■ **GOAL**
Only the number is wanted: how many lines contain the word "lenght"?

==== MATERIAL PROVIDED ====

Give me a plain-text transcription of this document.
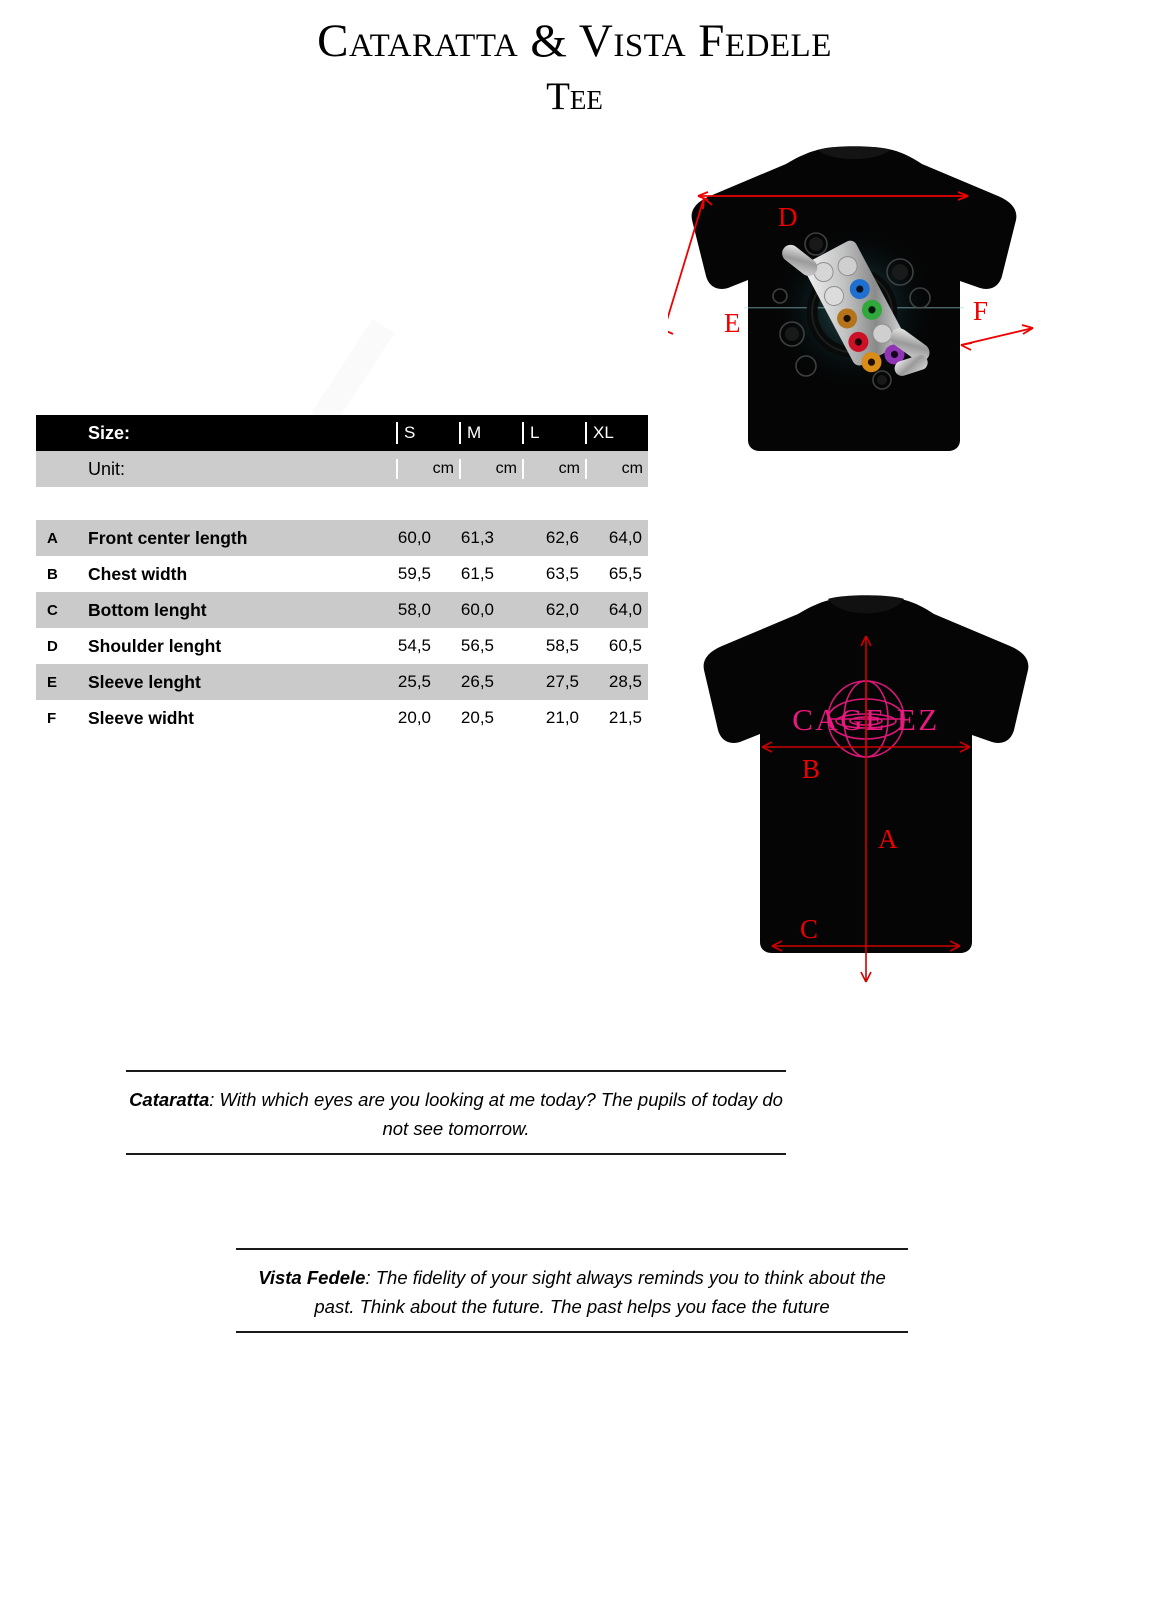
Cataratta & Vista Fedele
Tee
D
E	F
CAGE EZ
B
A
C
Size:	S	M	L	XL
Unit:	cm	cm	cm	cm
A	Front center length	60,0	61,3	62,6	64,0
B	Chest width	59,5	61,5	63,5	65,5
C	Bottom lenght	58,0	60,0	62,0	64,0
D	Shoulder lenght	54,5	56,5	58,5	60,5
E	Sleeve lenght	25,5	26,5	27,5	28,5
F	Sleeve widht	20,0	20,5	21,0	21,5
Cataratta: With which eyes are you looking at me today? The pupils of today do not see tomorrow.
Vista Fedele: The fidelity of your sight always reminds you to think about the past. Think about the future. The past helps you face the future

====

■ **RESPONSE FOR THIS EXERCISE**
3